TASK TO COMPLETE >>
Repeat the listing below in full, exactly as it stands.

Records from a data collection
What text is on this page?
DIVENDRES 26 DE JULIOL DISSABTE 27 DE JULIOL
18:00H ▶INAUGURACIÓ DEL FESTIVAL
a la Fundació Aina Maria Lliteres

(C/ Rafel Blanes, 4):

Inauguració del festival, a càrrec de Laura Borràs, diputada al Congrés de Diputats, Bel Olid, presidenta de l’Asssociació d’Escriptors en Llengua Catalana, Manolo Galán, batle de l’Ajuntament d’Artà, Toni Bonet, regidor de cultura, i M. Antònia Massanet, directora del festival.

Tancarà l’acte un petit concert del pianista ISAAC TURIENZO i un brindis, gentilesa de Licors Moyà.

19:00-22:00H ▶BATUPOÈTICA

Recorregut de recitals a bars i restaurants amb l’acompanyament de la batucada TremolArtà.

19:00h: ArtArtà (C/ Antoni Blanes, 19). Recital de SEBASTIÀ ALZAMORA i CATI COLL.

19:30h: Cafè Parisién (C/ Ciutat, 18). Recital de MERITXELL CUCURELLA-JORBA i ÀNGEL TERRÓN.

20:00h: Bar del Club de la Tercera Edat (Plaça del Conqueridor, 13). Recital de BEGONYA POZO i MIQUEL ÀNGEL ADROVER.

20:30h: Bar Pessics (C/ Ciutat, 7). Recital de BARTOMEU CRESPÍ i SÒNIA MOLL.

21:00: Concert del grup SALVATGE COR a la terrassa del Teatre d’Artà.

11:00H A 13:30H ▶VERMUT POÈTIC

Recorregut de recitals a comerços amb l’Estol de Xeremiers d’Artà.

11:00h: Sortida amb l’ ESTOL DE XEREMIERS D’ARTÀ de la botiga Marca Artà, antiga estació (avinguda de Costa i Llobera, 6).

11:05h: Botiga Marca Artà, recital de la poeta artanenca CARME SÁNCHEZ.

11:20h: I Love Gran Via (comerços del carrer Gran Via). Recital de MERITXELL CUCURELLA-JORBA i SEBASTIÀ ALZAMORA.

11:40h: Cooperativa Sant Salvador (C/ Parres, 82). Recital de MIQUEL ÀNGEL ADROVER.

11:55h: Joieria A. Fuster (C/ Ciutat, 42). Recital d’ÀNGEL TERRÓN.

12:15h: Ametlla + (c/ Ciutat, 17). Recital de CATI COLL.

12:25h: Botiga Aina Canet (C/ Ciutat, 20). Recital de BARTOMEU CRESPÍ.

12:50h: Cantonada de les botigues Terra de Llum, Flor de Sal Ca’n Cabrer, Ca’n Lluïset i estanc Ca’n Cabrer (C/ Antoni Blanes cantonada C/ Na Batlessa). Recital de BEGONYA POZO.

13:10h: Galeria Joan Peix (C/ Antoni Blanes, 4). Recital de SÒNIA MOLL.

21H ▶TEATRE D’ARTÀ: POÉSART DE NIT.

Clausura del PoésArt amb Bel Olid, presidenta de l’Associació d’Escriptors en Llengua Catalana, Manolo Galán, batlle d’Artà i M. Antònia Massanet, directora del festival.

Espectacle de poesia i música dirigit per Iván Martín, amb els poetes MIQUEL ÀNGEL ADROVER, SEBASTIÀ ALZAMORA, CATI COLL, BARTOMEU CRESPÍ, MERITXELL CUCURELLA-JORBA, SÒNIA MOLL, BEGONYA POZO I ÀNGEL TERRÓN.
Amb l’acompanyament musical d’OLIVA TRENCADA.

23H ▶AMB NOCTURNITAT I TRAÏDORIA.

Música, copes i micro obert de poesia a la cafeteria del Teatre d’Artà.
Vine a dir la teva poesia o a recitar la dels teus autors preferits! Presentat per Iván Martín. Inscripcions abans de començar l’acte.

TASK SOLUTION >>
What text is on this page?
DIVENDRES 26 DE JULIOL DISSABTE 27 DE JULIOL
18:00H ▶INAUGURACIÓ DEL FESTIVAL
a la Fundació Aina Maria Lliteres

(C/ Rafel Blanes, 4):

Inauguració del festival, a càrrec de Laura Borràs, diputada al Congrés de Diputats, Bel Olid, presidenta de l’Asssociació d’Escriptors en Llengua Catalana, Manolo Galán, batle de l’Ajuntament d’Artà, Toni Bonet, regidor de cultura, i M. Antònia Massanet, directora del festival.

Tancarà l’acte un petit concert del pianista ISAAC TURIENZO i un brindis, gentilesa de Licors Moyà.

19:00-22:00H ▶BATUPOÈTICA

Recorregut de recitals a bars i restaurants amb l’acompanyament de la batucada TremolArtà.

19:00h: ArtArtà (C/ Antoni Blanes, 19). Recital de SEBASTIÀ ALZAMORA i CATI COLL.

19:30h: Cafè Parisién (C/ Ciutat, 18). Recital de MERITXELL CUCURELLA-JORBA i ÀNGEL TERRÓN.

20:00h: Bar del Club de la Tercera Edat (Plaça del Conqueridor, 13). Recital de BEGONYA POZO i MIQUEL ÀNGEL ADROVER.

20:30h: Bar Pessics (C/ Ciutat, 7). Recital de BARTOMEU CRESPÍ i SÒNIA MOLL.

21:00: Concert del grup SALVATGE COR a la terrassa del Teatre d’Artà.

11:00H A 13:30H ▶VERMUT POÈTIC

Recorregut de recitals a comerços amb l’Estol de Xeremiers d’Artà.

11:00h: Sortida amb l’ ESTOL DE XEREMIERS D’ARTÀ de la botiga Marca Artà, antiga estació (avinguda de Costa i Llobera, 6).

11:05h: Botiga Marca Artà, recital de la poeta artanenca CARME SÁNCHEZ.

11:20h: I Love Gran Via (comerços del carrer Gran Via). Recital de MERITXELL CUCURELLA-JORBA i SEBASTIÀ ALZAMORA.

11:40h: Cooperativa Sant Salvador (C/ Parres, 82). Recital de MIQUEL ÀNGEL ADROVER.

11:55h: Joieria A. Fuster (C/ Ciutat, 42). Recital d’ÀNGEL TERRÓN.

12:15h: Ametlla + (c/ Ciutat, 17). Recital de CATI COLL.

12:25h: Botiga Aina Canet (C/ Ciutat, 20). Recital de BARTOMEU CRESPÍ.

12:50h: Cantonada de les botigues Terra de Llum, Flor de Sal Ca’n Cabrer, Ca’n Lluïset i estanc Ca’n Cabrer (C/ Antoni Blanes cantonada C/ Na Batlessa). Recital de BEGONYA POZO.

13:10h: Galeria Joan Peix (C/ Antoni Blanes, 4). Recital de SÒNIA MOLL.

21H ▶TEATRE D’ARTÀ: POÉSART DE NIT.

Clausura del PoésArt amb Bel Olid, presidenta de l’Associació d’Escriptors en Llengua Catalana, Manolo Galán, batlle d’Artà i M. Antònia Massanet, directora del festival.

Espectacle de poesia i música dirigit per Iván Martín, amb els poetes MIQUEL ÀNGEL ADROVER, SEBASTIÀ ALZAMORA, CATI COLL, BARTOMEU CRESPÍ, MERITXELL CUCURELLA-JORBA, SÒNIA MOLL, BEGONYA POZO I ÀNGEL TERRÓN.
Amb l’acompanyament musical d’OLIVA TRENCADA.

23H ▶AMB NOCTURNITAT I TRAÏDORIA.

Música, copes i micro obert de poesia a la cafeteria del Teatre d’Artà.
Vine a dir la teva poesia o a recitar la dels teus autors preferits! Presentat per Iván Martín. Inscripcions abans de començar l’acte.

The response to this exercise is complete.